Data records:
###
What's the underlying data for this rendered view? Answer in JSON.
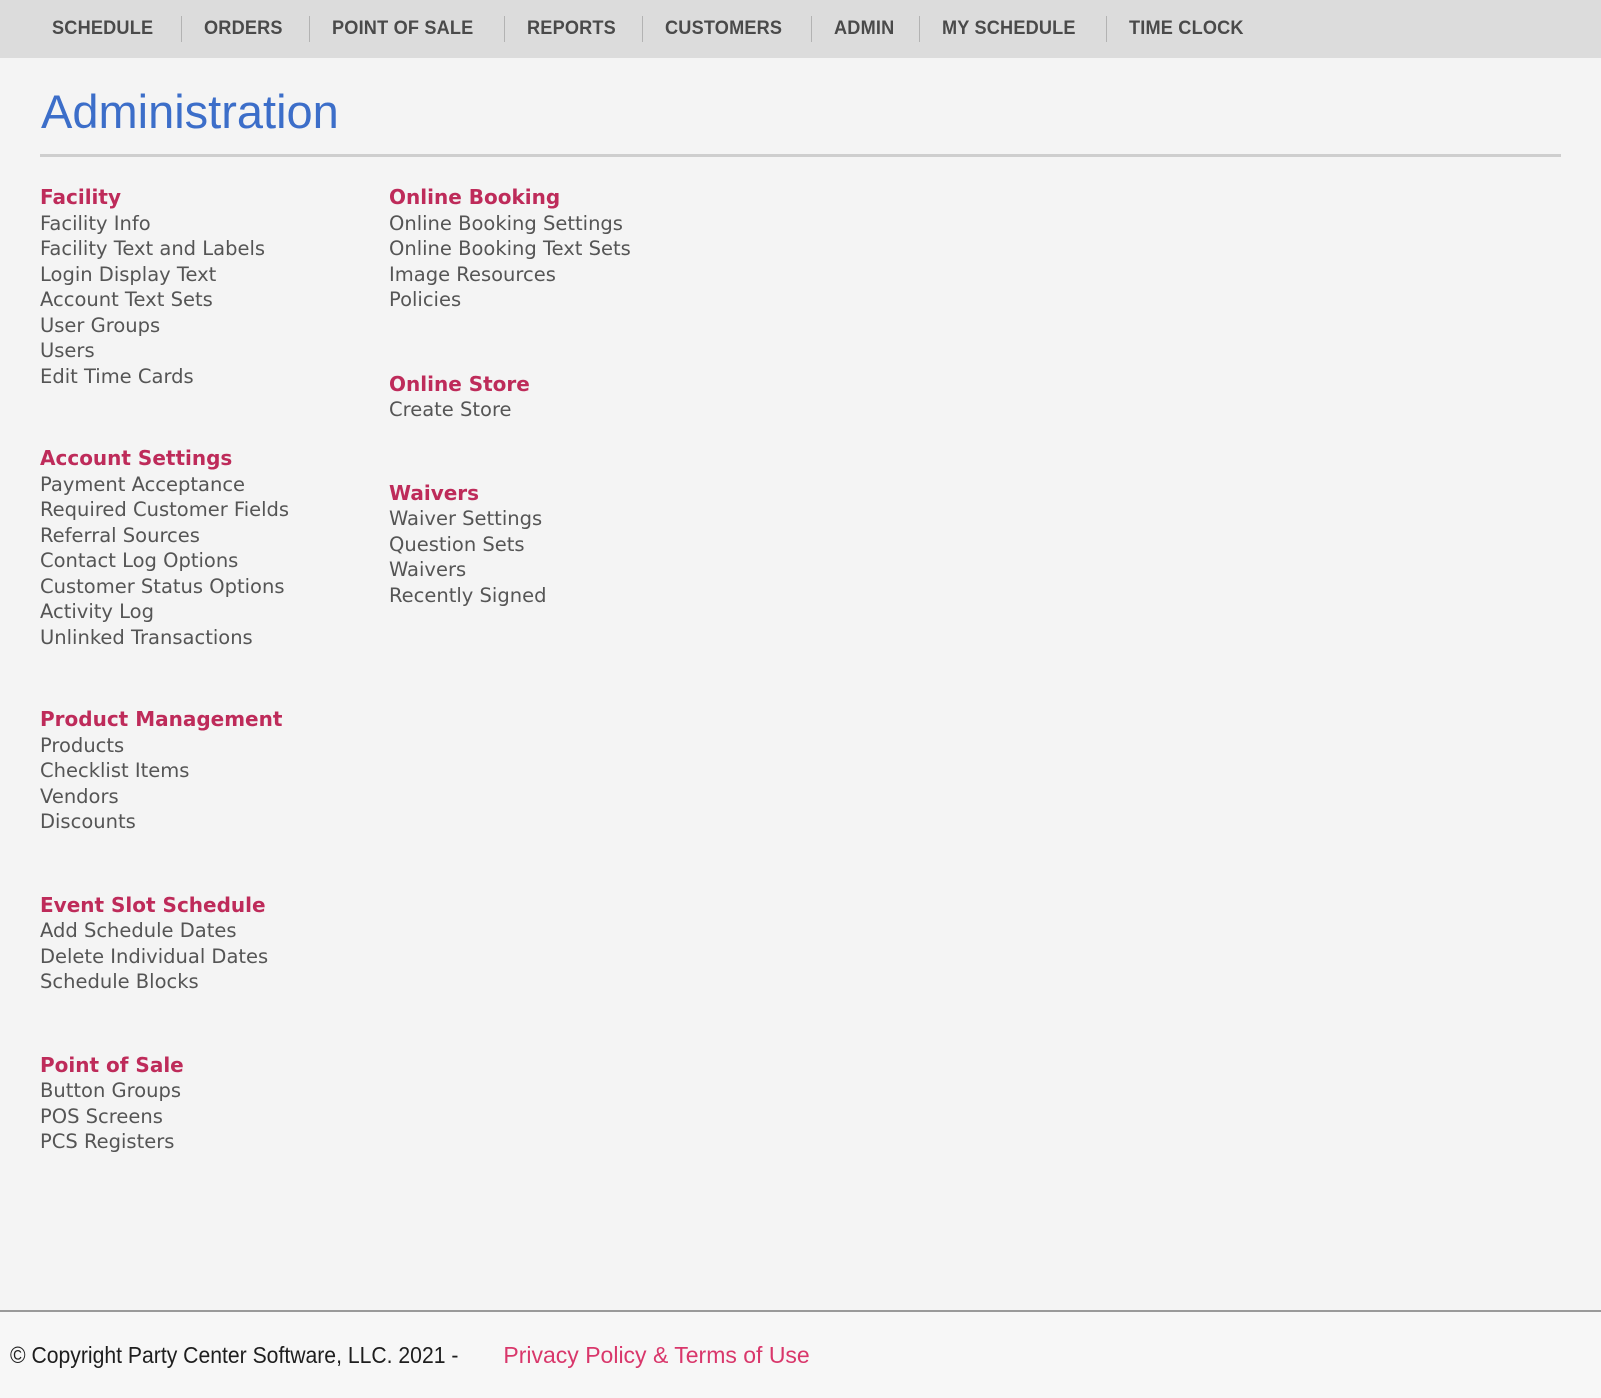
{
  "nav": {
    "items": [
      {
        "label": "SCHEDULE"
      },
      {
        "label": "ORDERS"
      },
      {
        "label": "POINT OF SALE"
      },
      {
        "label": "REPORTS"
      },
      {
        "label": "CUSTOMERS"
      },
      {
        "label": "ADMIN"
      },
      {
        "label": "MY SCHEDULE"
      },
      {
        "label": "TIME CLOCK"
      }
    ]
  },
  "page": {
    "title": "Administration"
  },
  "colors": {
    "title": "#3c6ec9",
    "heading": "#be2b5a",
    "link": "#d9376b",
    "nav_bg": "#dcdcdc",
    "body_bg": "#f4f4f4",
    "text": "#555555"
  },
  "left_column": {
    "facility": {
      "heading": "Facility",
      "items": [
        "Facility Info",
        "Facility Text and Labels",
        "Login Display Text",
        "Account Text Sets",
        "User Groups",
        "Users",
        "Edit Time Cards"
      ]
    },
    "account_settings": {
      "heading": "Account Settings",
      "items": [
        "Payment Acceptance",
        "Required Customer Fields",
        "Referral Sources",
        "Contact Log Options",
        "Customer Status Options",
        "Activity Log",
        "Unlinked Transactions"
      ]
    },
    "product_management": {
      "heading": "Product Management",
      "items": [
        "Products",
        "Checklist Items",
        "Vendors",
        "Discounts"
      ]
    },
    "event_slot_schedule": {
      "heading": "Event Slot Schedule",
      "items": [
        "Add Schedule Dates",
        "Delete Individual Dates",
        "Schedule Blocks"
      ]
    },
    "point_of_sale": {
      "heading": "Point of Sale",
      "items": [
        "Button Groups",
        "POS Screens",
        "PCS Registers"
      ]
    }
  },
  "right_column": {
    "online_booking": {
      "heading": "Online Booking",
      "items": [
        "Online Booking Settings",
        "Online Booking Text Sets",
        "Image Resources",
        "Policies"
      ]
    },
    "online_store": {
      "heading": "Online Store",
      "items": [
        "Create Store"
      ]
    },
    "waivers": {
      "heading": "Waivers",
      "items": [
        "Waiver Settings",
        "Question Sets",
        "Waivers",
        "Recently Signed"
      ]
    }
  },
  "footer": {
    "copyright": "© Copyright Party Center Software, LLC. 2021 -",
    "link": "Privacy Policy & Terms of Use"
  }
}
###
§ **Task brief**:
Search the listing for the string "Sets". Copy each line where it turns up.

§ **Completed task**:
        "Account Text Sets",
        "Online Booking Text Sets",
        "Question Sets",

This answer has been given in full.